Extracted data entries:
━━━━━━━━━━
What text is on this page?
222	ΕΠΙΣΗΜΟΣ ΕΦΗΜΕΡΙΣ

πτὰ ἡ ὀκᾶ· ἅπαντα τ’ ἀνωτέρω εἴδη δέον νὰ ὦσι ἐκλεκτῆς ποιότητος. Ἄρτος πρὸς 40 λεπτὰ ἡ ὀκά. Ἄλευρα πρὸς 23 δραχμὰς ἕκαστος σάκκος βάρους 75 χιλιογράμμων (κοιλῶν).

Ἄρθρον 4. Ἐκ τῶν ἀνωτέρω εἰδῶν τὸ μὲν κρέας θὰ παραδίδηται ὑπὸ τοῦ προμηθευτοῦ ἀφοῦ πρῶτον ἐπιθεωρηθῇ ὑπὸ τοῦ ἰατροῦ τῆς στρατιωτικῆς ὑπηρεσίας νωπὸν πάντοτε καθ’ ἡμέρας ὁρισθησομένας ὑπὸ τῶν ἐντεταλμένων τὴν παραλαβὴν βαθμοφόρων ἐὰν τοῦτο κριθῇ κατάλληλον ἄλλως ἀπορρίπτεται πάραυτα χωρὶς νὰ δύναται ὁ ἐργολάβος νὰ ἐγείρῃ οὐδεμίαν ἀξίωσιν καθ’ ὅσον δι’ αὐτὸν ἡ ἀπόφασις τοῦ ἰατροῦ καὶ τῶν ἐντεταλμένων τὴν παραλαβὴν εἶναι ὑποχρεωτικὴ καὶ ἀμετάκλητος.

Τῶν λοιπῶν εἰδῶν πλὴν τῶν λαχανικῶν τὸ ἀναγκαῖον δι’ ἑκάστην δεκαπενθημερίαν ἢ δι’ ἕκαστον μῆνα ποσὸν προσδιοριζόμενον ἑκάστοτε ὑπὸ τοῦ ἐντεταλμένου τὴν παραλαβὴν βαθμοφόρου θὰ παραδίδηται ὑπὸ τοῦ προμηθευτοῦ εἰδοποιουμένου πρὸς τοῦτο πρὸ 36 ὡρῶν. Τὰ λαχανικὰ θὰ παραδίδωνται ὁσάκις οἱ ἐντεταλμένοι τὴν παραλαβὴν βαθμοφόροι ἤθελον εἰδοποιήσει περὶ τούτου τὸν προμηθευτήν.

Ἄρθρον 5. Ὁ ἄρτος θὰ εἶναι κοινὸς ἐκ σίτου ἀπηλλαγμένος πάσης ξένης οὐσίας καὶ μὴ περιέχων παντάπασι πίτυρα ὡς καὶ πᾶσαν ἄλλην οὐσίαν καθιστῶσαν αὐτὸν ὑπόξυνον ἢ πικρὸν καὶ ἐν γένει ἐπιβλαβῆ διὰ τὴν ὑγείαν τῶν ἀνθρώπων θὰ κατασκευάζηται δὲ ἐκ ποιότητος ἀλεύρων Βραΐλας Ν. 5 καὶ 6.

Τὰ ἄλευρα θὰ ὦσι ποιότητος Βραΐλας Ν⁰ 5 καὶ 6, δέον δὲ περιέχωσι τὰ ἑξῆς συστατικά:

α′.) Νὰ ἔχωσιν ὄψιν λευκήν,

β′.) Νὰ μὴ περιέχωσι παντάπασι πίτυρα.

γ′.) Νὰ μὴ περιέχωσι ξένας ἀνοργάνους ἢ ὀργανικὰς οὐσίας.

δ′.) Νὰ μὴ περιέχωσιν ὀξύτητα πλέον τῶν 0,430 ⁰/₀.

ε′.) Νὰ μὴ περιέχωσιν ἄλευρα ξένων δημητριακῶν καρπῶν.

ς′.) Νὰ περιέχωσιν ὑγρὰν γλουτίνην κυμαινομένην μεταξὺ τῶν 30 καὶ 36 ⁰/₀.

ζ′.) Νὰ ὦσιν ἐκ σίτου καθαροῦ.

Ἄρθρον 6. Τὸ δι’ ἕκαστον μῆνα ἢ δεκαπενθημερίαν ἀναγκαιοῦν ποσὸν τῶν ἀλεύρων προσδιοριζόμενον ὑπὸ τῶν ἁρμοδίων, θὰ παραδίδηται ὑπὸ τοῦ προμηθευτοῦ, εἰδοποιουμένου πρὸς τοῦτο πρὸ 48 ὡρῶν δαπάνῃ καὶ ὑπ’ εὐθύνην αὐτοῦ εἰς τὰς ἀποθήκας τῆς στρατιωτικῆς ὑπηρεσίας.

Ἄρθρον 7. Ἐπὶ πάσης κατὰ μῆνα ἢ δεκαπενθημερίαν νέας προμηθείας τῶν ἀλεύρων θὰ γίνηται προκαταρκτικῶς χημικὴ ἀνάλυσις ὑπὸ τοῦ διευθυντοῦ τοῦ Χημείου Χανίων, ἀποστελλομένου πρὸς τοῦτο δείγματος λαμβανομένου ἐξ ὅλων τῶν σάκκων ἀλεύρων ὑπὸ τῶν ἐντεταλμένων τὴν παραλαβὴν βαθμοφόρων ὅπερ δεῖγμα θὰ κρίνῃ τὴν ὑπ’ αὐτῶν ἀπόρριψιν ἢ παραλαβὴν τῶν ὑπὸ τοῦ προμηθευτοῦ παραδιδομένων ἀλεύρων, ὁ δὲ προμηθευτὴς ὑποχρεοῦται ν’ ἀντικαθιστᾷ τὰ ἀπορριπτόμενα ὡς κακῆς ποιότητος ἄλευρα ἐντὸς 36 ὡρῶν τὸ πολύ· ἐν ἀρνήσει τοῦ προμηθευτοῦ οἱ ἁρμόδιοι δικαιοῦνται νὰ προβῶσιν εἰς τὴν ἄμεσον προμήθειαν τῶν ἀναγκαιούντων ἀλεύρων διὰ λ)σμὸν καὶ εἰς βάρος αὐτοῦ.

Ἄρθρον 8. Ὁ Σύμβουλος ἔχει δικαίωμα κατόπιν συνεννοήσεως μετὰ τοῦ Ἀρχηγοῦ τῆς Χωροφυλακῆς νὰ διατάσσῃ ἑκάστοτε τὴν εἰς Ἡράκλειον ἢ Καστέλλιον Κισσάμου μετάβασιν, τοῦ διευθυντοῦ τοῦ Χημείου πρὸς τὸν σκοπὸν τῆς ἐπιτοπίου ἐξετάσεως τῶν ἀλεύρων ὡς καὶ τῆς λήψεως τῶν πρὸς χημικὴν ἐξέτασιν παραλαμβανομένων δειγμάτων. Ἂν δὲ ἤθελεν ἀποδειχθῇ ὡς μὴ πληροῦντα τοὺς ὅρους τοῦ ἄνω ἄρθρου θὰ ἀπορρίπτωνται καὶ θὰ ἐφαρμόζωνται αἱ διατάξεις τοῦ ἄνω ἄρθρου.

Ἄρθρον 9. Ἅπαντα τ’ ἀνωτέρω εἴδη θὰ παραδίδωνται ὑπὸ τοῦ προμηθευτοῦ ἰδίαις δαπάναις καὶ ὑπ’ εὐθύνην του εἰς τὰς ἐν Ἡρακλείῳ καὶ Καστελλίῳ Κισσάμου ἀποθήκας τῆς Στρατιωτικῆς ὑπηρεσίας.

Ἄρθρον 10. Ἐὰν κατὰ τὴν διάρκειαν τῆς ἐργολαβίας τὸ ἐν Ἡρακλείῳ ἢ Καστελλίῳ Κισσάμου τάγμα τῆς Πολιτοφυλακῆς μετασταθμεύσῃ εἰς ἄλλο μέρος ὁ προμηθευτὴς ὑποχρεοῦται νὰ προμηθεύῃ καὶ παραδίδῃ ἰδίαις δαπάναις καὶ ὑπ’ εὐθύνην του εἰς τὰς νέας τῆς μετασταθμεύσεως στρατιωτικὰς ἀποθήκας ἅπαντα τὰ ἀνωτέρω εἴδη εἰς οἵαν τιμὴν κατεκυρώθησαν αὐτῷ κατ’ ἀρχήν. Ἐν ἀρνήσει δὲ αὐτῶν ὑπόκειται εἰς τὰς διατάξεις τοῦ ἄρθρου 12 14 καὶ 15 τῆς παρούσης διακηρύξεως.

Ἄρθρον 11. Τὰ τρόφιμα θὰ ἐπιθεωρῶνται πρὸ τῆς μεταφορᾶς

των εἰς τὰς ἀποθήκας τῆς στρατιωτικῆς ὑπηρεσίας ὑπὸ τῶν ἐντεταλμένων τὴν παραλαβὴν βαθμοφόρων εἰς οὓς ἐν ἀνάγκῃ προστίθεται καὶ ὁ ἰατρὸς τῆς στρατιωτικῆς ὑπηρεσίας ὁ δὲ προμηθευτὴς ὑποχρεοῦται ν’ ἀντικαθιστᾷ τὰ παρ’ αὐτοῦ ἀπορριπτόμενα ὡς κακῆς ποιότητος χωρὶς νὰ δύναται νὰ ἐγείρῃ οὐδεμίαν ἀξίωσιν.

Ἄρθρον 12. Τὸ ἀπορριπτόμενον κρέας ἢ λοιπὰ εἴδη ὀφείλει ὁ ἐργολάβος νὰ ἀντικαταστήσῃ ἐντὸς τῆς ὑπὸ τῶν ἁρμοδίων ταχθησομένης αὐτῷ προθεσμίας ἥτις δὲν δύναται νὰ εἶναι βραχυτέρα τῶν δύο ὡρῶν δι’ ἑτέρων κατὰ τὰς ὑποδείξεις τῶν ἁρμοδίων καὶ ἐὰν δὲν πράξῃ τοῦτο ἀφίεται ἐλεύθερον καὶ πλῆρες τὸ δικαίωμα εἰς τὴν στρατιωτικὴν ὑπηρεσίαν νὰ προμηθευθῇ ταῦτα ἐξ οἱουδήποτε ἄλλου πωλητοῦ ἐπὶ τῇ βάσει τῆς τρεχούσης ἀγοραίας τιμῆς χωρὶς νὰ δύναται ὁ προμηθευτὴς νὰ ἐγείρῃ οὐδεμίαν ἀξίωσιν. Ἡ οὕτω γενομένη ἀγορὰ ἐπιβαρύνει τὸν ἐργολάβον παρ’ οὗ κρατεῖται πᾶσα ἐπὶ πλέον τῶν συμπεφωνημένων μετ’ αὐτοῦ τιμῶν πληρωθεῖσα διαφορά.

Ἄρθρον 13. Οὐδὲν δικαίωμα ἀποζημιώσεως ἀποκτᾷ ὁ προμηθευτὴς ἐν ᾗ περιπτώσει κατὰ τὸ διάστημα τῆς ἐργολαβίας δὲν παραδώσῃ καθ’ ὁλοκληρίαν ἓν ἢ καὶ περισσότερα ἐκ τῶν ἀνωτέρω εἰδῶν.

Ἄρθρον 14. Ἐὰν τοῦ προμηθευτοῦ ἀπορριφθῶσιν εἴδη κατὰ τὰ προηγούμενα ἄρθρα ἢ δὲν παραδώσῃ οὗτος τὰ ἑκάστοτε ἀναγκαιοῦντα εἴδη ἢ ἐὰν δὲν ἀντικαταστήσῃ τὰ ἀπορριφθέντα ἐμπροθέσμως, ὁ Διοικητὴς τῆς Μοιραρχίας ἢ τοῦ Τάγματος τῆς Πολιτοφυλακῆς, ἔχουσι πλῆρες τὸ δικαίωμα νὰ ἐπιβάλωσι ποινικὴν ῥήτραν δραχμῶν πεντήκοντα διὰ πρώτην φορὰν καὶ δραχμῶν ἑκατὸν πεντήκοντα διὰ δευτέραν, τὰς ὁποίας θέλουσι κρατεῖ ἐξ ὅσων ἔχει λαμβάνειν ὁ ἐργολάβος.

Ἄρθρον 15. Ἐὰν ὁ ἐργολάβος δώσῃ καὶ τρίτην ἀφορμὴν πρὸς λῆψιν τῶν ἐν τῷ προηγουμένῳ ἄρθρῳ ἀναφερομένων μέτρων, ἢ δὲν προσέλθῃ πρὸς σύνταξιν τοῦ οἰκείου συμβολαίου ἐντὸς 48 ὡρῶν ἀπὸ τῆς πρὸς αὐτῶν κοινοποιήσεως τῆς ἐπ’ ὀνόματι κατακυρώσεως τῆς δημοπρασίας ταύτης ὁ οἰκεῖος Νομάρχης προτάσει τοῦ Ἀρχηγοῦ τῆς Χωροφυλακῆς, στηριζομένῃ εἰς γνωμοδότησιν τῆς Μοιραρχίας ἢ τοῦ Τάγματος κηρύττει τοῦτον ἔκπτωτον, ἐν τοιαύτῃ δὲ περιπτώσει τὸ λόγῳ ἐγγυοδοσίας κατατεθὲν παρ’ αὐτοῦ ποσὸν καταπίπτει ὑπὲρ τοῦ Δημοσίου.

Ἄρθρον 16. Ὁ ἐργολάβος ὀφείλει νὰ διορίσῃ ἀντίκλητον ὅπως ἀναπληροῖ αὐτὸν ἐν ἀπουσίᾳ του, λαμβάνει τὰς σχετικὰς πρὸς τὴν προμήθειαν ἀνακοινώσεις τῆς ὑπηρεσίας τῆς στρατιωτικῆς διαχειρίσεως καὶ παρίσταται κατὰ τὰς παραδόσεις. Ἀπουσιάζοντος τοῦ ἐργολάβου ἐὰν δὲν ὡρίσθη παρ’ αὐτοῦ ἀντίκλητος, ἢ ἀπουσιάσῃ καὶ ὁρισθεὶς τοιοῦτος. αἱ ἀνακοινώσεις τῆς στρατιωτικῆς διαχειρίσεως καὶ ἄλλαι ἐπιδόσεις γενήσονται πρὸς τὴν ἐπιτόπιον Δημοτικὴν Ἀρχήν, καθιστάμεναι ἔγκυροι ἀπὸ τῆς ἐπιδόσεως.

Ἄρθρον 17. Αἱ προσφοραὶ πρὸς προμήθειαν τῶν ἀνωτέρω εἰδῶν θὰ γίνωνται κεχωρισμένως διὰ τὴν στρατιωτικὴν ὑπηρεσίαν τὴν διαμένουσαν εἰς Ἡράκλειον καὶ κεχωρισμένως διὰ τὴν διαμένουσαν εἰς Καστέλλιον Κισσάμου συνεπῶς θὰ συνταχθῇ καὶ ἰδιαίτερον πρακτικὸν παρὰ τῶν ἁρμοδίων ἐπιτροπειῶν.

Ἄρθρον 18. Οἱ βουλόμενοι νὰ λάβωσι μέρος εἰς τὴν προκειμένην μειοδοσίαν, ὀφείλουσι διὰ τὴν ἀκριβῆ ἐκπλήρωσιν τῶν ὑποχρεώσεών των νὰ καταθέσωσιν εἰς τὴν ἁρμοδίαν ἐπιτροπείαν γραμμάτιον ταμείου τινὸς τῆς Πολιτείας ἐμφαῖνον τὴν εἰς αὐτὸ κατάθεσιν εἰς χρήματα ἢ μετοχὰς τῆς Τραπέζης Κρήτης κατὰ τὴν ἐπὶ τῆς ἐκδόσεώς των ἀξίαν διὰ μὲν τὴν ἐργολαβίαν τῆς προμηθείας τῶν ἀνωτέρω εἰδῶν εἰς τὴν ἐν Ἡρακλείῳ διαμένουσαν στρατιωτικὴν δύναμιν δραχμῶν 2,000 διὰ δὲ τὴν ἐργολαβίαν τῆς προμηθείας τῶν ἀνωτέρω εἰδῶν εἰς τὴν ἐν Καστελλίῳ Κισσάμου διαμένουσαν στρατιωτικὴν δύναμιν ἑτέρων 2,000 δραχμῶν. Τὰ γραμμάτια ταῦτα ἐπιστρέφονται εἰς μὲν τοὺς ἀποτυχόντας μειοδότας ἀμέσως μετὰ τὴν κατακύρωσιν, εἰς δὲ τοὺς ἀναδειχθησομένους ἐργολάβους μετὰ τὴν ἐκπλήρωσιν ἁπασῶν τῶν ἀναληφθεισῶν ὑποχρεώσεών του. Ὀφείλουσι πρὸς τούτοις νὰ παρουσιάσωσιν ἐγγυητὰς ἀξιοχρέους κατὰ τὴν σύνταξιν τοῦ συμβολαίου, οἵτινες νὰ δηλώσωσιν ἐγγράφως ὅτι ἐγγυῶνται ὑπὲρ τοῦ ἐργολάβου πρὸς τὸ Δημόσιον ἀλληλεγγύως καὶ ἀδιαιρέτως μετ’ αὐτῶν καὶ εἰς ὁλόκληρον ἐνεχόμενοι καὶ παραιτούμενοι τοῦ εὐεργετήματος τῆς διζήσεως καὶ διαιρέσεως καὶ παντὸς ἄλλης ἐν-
━━━━━━━━━━
● **PROBLEM STATEMENT**: Report how many lines of the data hold the string "ἄρθρου"; give only the number.

● **REPLY**: 2